WHAT IS EXPECTED –
Single out the lines of the material that contain "content" and copy them.

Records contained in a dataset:
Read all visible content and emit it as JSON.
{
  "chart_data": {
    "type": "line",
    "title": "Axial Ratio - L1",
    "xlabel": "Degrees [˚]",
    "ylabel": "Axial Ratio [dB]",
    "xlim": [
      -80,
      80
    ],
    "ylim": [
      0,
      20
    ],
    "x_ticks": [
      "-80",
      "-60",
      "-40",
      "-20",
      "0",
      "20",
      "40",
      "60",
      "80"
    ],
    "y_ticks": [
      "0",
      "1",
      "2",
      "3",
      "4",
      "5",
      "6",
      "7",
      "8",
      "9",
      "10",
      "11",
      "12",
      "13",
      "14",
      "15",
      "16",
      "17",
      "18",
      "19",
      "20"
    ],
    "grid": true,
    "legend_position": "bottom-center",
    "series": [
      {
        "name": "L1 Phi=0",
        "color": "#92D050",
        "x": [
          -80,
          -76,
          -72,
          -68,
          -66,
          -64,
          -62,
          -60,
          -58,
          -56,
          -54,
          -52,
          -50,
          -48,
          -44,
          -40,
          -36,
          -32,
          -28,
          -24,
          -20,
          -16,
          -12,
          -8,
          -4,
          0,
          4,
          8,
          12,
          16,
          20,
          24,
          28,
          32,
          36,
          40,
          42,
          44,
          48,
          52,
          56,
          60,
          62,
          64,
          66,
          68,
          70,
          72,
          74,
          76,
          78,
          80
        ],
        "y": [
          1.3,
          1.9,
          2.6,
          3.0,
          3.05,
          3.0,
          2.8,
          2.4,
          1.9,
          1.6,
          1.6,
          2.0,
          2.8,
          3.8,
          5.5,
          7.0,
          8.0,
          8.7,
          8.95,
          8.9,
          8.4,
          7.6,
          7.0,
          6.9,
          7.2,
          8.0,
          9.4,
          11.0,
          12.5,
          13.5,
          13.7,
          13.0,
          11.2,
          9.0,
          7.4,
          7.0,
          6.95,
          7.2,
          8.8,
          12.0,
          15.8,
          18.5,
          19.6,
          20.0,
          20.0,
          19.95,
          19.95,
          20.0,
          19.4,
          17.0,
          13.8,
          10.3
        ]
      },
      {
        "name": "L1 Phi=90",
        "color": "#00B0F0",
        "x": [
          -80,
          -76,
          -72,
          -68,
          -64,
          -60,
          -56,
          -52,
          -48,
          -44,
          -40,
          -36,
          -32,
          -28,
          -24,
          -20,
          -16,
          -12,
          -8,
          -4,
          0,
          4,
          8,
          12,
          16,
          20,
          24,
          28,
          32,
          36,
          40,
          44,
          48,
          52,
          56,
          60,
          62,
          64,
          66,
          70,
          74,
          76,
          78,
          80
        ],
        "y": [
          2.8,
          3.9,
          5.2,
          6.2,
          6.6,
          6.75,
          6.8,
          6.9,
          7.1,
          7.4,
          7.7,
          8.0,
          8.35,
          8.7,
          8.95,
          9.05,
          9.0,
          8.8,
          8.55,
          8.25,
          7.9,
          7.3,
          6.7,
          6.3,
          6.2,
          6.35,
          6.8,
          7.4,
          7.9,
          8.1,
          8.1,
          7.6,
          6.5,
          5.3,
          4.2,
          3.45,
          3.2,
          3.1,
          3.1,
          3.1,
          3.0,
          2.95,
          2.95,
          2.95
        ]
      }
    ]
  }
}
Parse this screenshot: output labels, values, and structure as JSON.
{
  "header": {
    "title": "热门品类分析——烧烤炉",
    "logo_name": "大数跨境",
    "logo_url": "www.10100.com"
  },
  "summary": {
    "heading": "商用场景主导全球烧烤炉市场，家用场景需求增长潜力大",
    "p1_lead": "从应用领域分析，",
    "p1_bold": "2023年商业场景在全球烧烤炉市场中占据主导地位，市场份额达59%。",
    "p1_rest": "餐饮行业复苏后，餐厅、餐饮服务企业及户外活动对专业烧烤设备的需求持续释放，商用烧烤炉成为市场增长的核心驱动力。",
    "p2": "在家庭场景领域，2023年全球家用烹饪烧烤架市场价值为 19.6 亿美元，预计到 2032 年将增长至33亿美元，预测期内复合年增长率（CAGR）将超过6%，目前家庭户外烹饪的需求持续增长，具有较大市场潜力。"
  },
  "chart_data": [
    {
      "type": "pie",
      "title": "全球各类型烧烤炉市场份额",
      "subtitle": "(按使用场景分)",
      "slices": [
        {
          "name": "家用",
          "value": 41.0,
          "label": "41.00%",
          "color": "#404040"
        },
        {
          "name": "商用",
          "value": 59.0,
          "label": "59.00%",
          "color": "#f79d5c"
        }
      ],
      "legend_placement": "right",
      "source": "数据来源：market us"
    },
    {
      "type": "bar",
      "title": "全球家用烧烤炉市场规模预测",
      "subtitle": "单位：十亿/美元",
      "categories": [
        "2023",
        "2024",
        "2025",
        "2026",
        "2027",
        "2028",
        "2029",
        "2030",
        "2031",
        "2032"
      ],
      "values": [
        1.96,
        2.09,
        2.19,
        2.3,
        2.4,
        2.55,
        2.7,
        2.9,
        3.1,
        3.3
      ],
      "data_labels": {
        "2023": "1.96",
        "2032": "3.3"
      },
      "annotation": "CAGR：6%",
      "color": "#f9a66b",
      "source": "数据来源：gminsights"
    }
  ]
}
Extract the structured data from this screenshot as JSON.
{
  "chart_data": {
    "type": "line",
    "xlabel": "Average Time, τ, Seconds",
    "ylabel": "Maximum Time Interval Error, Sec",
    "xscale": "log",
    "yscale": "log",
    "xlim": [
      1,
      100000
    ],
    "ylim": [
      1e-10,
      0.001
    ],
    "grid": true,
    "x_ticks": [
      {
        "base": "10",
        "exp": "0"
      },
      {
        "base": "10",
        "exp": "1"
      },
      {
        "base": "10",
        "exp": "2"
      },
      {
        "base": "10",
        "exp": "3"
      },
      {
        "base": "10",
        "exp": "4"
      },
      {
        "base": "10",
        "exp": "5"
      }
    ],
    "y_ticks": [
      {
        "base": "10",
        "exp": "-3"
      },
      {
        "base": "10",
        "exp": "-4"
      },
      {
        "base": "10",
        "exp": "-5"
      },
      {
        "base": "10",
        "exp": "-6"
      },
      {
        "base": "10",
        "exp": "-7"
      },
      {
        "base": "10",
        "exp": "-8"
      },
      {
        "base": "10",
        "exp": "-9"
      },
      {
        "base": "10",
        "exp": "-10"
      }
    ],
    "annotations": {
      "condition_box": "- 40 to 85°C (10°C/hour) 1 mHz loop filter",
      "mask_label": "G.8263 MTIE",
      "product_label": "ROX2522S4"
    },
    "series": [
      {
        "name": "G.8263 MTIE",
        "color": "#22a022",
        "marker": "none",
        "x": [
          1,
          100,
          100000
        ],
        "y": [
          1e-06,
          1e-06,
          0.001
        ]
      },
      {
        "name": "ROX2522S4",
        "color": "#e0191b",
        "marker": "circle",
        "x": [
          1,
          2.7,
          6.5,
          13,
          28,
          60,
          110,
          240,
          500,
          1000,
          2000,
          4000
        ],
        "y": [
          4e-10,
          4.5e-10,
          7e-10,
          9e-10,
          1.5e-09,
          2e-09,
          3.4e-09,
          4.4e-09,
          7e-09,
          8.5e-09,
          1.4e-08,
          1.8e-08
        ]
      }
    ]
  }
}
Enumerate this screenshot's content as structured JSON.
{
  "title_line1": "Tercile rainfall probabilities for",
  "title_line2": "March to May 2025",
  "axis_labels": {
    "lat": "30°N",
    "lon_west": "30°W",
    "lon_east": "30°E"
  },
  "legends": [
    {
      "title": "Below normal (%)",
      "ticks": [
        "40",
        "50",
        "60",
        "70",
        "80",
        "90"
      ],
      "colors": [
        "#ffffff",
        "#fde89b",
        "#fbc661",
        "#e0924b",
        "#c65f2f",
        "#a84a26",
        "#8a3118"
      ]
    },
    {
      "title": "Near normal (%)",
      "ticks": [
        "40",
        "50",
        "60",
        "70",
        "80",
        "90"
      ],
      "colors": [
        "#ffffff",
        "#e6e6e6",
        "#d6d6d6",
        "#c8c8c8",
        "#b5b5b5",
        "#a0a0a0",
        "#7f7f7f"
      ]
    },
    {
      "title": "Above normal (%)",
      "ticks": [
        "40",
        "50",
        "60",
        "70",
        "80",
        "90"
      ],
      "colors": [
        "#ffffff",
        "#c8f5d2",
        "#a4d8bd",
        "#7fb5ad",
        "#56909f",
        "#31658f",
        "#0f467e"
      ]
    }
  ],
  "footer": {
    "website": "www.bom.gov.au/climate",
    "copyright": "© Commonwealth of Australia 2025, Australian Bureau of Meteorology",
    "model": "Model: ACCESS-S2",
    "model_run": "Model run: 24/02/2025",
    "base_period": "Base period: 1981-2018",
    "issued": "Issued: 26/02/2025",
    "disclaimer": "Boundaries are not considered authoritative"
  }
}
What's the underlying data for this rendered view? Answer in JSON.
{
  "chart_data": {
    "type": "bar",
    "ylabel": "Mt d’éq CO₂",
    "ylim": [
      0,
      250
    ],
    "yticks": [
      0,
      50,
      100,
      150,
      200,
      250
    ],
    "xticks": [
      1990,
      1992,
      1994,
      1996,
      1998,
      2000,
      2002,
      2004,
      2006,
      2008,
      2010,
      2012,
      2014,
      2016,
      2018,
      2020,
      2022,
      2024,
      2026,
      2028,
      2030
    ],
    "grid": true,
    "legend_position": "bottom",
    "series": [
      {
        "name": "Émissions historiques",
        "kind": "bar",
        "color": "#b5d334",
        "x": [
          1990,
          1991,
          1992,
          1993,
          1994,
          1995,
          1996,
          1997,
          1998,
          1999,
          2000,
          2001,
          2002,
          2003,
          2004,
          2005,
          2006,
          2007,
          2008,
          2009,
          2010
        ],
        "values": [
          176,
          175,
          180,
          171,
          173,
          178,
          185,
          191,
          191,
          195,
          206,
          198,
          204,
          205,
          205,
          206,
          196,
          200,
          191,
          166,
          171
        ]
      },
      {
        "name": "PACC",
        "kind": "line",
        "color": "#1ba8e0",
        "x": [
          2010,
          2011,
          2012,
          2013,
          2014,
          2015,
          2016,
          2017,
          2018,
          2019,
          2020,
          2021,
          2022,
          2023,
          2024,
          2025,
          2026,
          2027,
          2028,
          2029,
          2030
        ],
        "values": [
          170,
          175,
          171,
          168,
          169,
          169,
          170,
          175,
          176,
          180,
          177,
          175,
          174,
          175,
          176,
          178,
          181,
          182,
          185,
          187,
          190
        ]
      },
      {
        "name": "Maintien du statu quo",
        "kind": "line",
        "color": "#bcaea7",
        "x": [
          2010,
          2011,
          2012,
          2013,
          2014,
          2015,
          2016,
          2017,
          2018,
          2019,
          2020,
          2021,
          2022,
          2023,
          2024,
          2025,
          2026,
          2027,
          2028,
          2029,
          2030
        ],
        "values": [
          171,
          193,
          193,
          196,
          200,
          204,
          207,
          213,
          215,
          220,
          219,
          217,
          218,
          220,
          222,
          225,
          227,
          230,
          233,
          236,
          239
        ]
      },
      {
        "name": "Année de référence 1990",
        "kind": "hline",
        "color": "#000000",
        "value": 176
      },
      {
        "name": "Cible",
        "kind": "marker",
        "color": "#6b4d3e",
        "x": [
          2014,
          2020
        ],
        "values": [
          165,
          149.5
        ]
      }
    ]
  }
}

FULL RESPONSE –
Read all visible content and emit it as JSON.
Enumerate this screenshot's content as structured JSON.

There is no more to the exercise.